→ Task statement
Only lines with the word "JSON" are needed; collect each of them from the listing below.

— Start —

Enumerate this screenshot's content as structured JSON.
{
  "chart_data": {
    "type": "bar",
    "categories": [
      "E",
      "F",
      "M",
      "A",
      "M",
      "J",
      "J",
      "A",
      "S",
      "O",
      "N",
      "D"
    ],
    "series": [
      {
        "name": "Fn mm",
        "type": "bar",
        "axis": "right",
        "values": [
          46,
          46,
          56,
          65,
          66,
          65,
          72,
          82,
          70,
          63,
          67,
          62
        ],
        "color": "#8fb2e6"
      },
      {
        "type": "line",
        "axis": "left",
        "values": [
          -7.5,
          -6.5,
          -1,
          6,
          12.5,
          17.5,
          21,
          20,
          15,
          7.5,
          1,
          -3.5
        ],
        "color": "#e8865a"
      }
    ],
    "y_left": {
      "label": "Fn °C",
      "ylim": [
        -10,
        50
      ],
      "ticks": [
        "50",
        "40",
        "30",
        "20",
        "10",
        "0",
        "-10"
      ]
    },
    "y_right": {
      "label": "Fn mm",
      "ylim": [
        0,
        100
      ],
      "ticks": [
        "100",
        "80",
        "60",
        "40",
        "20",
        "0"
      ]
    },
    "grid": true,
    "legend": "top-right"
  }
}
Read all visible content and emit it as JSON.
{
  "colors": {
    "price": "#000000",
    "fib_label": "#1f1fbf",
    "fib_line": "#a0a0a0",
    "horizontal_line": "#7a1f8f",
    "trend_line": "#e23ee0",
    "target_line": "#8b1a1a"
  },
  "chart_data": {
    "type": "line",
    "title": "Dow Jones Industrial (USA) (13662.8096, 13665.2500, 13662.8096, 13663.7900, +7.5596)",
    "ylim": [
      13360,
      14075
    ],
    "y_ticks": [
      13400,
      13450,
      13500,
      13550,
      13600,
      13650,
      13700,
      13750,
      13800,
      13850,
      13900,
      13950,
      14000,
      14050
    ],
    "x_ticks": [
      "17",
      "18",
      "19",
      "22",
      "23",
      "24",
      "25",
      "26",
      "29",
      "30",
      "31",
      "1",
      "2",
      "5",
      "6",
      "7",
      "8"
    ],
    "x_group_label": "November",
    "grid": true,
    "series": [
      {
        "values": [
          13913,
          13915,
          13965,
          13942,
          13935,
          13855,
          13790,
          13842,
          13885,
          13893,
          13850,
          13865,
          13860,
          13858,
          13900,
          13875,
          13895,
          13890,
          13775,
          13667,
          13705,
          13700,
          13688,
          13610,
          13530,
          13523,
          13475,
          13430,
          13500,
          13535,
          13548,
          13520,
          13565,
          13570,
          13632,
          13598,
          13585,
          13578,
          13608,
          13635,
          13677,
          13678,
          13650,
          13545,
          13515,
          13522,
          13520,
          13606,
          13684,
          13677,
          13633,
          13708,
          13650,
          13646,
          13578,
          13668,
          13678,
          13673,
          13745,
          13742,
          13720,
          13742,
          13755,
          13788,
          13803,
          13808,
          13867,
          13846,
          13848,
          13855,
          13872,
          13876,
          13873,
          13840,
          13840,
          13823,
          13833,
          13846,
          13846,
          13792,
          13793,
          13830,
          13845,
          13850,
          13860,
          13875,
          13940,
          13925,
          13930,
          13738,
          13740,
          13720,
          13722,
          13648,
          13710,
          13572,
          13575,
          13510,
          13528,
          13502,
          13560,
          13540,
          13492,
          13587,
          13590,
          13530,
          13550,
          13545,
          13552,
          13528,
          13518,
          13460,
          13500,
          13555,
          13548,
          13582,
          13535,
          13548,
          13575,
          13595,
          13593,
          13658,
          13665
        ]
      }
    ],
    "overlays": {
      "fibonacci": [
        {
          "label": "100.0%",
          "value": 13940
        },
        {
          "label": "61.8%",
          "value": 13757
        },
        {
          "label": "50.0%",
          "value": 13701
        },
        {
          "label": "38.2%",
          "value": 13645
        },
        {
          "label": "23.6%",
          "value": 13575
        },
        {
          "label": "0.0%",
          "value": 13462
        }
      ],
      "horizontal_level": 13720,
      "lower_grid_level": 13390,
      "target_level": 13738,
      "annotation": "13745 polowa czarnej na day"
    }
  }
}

— End —

→ Reply
Enumerate this screenshot's content as structured JSON.
Read all visible content and emit it as JSON.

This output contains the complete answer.